Short exercise:
Each record below should be output verbatim, without pictures.
------ Records supplied ------
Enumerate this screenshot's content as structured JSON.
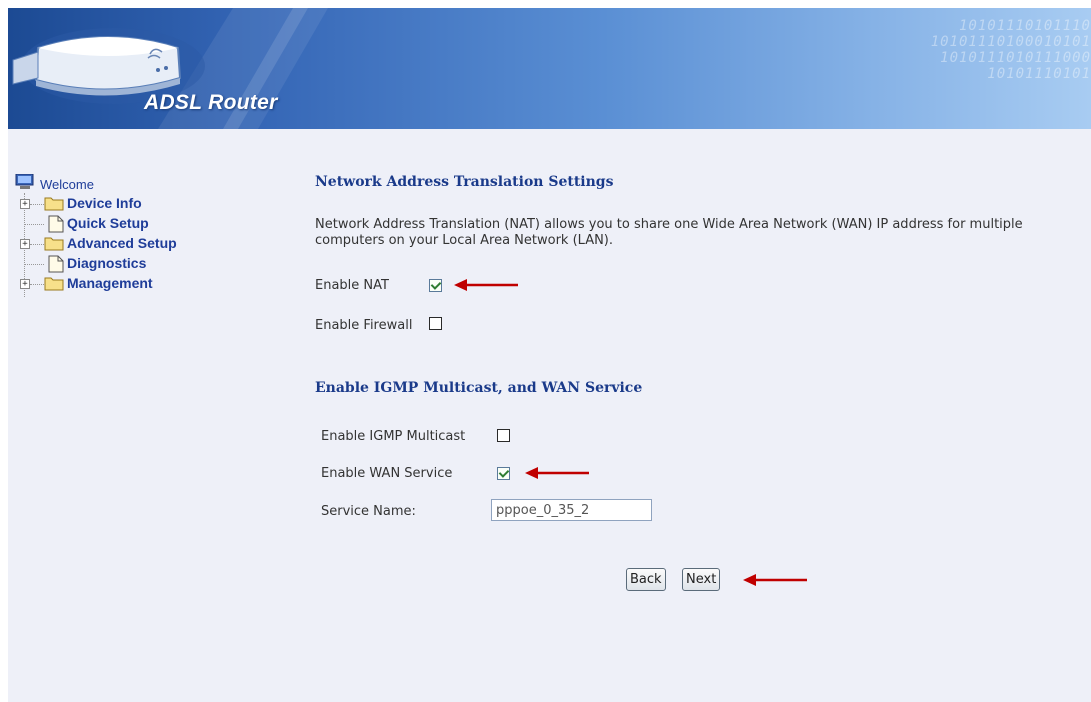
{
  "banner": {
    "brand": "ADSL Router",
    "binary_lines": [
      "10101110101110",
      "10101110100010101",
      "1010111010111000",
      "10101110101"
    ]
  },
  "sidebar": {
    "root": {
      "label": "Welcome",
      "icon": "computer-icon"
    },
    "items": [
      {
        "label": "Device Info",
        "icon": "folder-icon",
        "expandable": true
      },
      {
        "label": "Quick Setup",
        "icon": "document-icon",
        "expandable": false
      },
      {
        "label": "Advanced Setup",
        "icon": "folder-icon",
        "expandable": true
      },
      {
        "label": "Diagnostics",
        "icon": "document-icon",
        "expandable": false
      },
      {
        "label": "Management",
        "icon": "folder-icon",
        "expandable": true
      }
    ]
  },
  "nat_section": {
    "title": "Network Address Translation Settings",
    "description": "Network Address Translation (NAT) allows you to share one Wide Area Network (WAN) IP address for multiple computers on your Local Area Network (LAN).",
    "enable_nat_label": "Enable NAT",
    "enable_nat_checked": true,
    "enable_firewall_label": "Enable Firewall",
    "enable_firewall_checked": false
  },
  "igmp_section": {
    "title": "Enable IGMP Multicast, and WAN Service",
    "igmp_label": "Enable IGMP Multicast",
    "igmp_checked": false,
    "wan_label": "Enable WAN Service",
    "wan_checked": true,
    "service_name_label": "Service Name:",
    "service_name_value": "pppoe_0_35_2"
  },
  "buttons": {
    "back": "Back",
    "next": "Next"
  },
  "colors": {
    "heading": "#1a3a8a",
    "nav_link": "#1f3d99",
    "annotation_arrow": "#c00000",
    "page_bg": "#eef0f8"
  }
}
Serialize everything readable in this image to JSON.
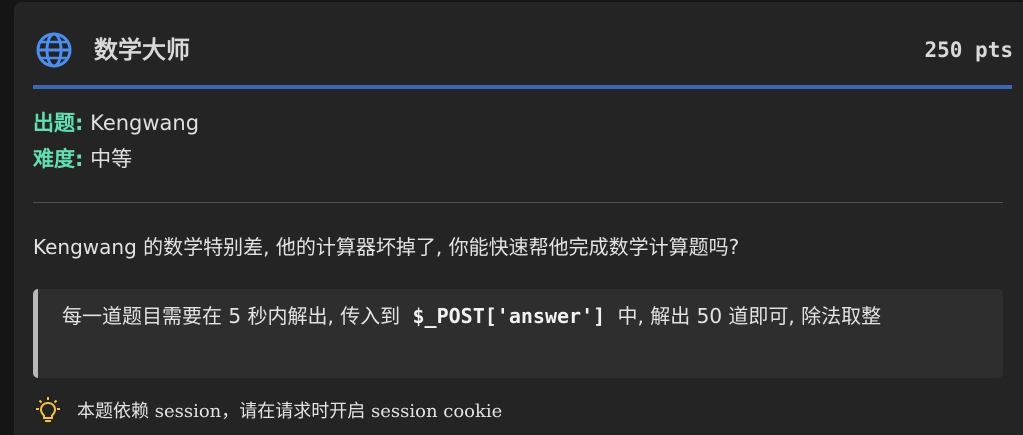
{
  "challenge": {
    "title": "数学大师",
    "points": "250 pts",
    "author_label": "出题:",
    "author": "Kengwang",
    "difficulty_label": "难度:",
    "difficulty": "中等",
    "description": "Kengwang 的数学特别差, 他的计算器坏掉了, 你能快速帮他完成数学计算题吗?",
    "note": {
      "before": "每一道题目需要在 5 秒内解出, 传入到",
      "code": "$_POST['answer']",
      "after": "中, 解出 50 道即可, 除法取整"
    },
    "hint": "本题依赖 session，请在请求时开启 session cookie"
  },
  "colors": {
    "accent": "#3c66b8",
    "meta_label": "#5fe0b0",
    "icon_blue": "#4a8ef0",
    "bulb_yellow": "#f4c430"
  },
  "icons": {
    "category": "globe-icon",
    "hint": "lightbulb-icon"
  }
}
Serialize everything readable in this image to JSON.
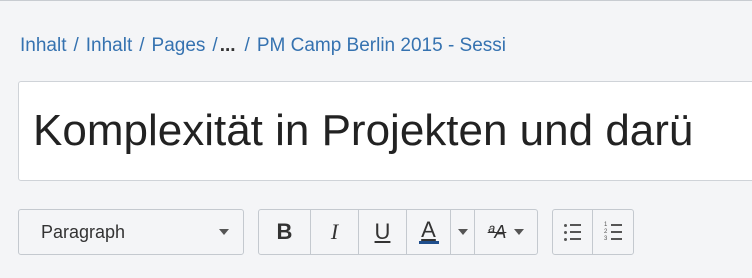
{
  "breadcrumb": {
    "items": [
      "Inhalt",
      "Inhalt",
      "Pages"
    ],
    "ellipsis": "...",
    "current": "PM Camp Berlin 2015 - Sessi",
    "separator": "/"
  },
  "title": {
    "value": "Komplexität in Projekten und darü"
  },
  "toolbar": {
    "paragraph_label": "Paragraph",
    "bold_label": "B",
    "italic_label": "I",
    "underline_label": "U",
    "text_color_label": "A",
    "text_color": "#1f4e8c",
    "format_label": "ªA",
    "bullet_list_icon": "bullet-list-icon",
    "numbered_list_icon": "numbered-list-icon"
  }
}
------
Written answer:
Enumerate this screenshot's content as structured JSON.
{
  "banner": {
    "brand": "ADSL Router",
    "binary_lines": [
      "10101110101110",
      "10101110100010101",
      "1010111010111000",
      "10101110101"
    ]
  },
  "sidebar": {
    "root": {
      "label": "Welcome",
      "icon": "computer-icon"
    },
    "items": [
      {
        "label": "Device Info",
        "icon": "folder-icon",
        "expandable": true
      },
      {
        "label": "Quick Setup",
        "icon": "document-icon",
        "expandable": false
      },
      {
        "label": "Advanced Setup",
        "icon": "folder-icon",
        "expandable": true
      },
      {
        "label": "Diagnostics",
        "icon": "document-icon",
        "expandable": false
      },
      {
        "label": "Management",
        "icon": "folder-icon",
        "expandable": true
      }
    ]
  },
  "nat_section": {
    "title": "Network Address Translation Settings",
    "description": "Network Address Translation (NAT) allows you to share one Wide Area Network (WAN) IP address for multiple computers on your Local Area Network (LAN).",
    "enable_nat_label": "Enable NAT",
    "enable_nat_checked": true,
    "enable_firewall_label": "Enable Firewall",
    "enable_firewall_checked": false
  },
  "igmp_section": {
    "title": "Enable IGMP Multicast, and WAN Service",
    "igmp_label": "Enable IGMP Multicast",
    "igmp_checked": false,
    "wan_label": "Enable WAN Service",
    "wan_checked": true,
    "service_name_label": "Service Name:",
    "service_name_value": "pppoe_0_35_2"
  },
  "buttons": {
    "back": "Back",
    "next": "Next"
  },
  "colors": {
    "heading": "#1a3a8a",
    "nav_link": "#1f3d99",
    "annotation_arrow": "#c00000",
    "page_bg": "#eef0f8"
  }
}
Serialize everything readable in this image to JSON.
{
  "challenge": {
    "title": "数学大师",
    "points": "250 pts",
    "author_label": "出题:",
    "author": "Kengwang",
    "difficulty_label": "难度:",
    "difficulty": "中等",
    "description": "Kengwang 的数学特别差, 他的计算器坏掉了, 你能快速帮他完成数学计算题吗?",
    "note": {
      "before": "每一道题目需要在 5 秒内解出, 传入到",
      "code": "$_POST['answer']",
      "after": "中, 解出 50 道即可, 除法取整"
    },
    "hint": "本题依赖 session，请在请求时开启 session cookie"
  },
  "colors": {
    "accent": "#3c66b8",
    "meta_label": "#5fe0b0",
    "icon_blue": "#4a8ef0",
    "bulb_yellow": "#f4c430"
  },
  "icons": {
    "category": "globe-icon",
    "hint": "lightbulb-icon"
  }
}
Serialize everything readable in this image to JSON.
{
  "breadcrumb": {
    "items": [
      "Inhalt",
      "Inhalt",
      "Pages"
    ],
    "ellipsis": "...",
    "current": "PM Camp Berlin 2015 - Sessi",
    "separator": "/"
  },
  "title": {
    "value": "Komplexität in Projekten und darü"
  },
  "toolbar": {
    "paragraph_label": "Paragraph",
    "bold_label": "B",
    "italic_label": "I",
    "underline_label": "U",
    "text_color_label": "A",
    "text_color": "#1f4e8c",
    "format_label": "ªA",
    "bullet_list_icon": "bullet-list-icon",
    "numbered_list_icon": "numbered-list-icon"
  }
}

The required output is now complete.